◆ EXERCISE: Give the number of lines in the data that hold the word "flux", and nothing else.
───── RECORDS FOR THE EXERCISE ─────
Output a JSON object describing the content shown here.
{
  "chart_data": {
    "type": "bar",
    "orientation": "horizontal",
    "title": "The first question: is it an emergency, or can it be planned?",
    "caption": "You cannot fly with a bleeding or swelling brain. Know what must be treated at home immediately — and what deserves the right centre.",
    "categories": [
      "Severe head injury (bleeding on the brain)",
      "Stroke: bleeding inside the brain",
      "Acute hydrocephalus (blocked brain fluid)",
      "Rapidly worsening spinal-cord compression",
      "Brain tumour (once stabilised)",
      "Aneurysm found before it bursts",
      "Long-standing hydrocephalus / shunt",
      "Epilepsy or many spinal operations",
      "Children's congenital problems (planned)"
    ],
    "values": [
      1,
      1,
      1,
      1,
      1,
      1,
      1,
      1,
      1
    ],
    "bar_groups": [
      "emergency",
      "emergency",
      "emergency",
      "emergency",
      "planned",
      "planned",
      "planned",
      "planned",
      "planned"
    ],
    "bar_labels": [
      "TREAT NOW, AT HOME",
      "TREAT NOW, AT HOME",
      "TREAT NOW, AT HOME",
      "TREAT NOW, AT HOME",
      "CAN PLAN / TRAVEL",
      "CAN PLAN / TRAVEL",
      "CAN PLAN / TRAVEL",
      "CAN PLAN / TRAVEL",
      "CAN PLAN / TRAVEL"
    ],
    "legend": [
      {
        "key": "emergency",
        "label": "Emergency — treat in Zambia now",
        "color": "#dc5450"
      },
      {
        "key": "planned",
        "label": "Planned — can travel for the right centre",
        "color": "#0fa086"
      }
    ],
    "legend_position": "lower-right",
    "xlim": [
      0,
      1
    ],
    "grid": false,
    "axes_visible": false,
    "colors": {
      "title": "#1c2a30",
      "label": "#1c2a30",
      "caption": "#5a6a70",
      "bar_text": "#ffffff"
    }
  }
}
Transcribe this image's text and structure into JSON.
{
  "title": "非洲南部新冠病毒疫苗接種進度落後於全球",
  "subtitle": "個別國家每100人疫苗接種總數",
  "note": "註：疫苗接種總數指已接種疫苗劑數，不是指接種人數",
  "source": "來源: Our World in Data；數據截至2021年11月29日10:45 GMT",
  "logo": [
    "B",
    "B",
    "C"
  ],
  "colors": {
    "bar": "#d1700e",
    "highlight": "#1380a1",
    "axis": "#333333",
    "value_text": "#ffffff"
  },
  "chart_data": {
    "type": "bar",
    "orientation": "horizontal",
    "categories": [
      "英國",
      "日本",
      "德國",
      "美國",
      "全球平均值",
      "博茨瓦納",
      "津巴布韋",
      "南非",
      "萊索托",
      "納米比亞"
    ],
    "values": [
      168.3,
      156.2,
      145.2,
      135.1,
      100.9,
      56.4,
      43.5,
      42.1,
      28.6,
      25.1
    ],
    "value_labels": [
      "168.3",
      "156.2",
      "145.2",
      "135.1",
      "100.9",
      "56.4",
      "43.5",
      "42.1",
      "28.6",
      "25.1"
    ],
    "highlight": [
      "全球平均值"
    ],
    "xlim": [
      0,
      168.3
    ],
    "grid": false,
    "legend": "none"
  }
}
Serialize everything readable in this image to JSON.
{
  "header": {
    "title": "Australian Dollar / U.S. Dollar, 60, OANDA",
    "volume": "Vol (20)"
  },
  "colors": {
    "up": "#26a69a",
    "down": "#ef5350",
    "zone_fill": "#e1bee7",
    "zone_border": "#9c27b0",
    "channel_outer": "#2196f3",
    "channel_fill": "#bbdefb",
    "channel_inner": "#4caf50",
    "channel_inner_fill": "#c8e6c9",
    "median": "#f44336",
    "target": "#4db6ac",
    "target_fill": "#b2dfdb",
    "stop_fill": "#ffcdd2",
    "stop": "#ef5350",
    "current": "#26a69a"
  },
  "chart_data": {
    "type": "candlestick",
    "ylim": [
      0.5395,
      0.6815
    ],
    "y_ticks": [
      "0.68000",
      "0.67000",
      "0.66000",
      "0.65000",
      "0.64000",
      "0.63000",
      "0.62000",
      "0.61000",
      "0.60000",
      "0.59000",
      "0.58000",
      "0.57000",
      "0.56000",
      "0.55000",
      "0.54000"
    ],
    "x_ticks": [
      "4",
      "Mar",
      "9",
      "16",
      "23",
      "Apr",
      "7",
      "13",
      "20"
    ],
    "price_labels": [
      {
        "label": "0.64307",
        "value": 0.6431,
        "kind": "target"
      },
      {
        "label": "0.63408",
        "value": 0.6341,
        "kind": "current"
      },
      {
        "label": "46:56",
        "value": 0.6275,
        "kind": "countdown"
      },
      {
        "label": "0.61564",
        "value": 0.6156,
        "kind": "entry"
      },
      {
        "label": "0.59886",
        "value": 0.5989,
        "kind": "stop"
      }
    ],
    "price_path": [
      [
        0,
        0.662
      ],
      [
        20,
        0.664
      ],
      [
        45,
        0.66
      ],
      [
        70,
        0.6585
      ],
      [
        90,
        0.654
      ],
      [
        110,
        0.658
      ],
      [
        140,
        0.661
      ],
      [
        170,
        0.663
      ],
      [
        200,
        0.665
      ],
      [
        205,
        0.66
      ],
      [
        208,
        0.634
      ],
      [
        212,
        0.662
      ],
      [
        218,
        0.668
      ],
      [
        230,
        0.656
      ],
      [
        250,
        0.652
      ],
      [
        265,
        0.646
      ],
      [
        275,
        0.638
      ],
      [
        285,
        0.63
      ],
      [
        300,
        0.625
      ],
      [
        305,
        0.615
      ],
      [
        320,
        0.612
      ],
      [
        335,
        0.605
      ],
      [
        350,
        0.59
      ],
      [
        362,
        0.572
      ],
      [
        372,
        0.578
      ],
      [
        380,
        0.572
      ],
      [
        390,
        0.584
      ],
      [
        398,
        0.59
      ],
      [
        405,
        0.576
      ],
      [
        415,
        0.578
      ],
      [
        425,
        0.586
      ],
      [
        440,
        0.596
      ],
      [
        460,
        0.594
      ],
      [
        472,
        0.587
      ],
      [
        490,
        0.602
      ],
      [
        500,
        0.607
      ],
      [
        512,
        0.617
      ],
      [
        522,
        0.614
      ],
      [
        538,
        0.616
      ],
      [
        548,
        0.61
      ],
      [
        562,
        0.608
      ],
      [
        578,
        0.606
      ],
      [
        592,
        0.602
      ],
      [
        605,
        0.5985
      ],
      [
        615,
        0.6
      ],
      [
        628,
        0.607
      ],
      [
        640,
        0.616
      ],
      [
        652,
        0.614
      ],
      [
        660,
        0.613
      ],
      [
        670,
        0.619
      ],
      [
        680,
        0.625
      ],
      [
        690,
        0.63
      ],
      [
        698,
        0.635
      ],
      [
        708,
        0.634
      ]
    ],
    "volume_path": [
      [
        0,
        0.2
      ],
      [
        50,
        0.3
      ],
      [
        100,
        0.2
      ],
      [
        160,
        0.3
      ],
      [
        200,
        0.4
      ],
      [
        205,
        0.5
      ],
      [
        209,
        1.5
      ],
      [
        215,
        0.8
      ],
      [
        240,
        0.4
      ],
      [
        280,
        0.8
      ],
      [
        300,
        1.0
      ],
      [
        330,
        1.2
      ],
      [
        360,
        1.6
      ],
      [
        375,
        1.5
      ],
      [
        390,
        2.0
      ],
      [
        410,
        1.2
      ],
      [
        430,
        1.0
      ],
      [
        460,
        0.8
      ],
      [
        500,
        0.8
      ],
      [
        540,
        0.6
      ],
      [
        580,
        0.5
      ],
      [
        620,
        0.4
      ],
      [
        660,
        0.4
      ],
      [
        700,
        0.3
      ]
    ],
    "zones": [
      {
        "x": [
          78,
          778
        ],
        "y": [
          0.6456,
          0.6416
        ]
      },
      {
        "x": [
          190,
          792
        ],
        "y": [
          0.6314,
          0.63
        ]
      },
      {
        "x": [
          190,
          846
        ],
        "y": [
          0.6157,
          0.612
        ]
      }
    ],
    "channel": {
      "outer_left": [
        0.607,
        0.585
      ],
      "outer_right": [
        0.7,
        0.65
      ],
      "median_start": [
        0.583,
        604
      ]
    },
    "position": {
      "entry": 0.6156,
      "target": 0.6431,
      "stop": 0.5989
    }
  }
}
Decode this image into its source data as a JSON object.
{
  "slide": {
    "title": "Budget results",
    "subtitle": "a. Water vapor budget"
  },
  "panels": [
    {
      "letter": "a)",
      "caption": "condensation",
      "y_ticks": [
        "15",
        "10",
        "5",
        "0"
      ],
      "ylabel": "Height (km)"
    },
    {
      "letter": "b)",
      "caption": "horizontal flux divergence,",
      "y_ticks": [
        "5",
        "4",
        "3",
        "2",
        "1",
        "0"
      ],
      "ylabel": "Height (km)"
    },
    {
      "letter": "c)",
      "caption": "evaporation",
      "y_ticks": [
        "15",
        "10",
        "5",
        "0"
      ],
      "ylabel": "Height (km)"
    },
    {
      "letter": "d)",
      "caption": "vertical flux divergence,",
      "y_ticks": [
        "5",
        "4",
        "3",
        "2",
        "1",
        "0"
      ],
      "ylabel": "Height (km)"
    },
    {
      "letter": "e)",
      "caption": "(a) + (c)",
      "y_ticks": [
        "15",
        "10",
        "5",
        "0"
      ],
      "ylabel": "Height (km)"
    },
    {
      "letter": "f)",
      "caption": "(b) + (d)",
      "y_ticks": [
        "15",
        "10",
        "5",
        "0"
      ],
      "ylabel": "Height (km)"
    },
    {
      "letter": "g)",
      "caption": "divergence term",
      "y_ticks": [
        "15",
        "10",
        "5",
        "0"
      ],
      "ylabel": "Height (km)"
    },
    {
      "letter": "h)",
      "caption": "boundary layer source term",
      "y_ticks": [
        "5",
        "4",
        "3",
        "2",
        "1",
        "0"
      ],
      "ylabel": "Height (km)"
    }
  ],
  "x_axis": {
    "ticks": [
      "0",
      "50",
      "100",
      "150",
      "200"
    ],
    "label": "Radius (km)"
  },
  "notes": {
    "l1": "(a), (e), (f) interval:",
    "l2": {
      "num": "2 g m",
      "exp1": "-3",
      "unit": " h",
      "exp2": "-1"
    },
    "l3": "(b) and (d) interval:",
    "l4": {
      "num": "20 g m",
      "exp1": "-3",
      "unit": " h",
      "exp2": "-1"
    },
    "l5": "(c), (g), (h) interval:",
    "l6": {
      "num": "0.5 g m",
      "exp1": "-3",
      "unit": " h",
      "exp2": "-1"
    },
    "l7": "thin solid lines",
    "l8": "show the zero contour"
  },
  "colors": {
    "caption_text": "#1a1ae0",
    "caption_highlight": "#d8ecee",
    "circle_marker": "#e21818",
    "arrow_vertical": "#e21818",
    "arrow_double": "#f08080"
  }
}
─────
◆ SOLUTION FOR THIS EXERCISE: 2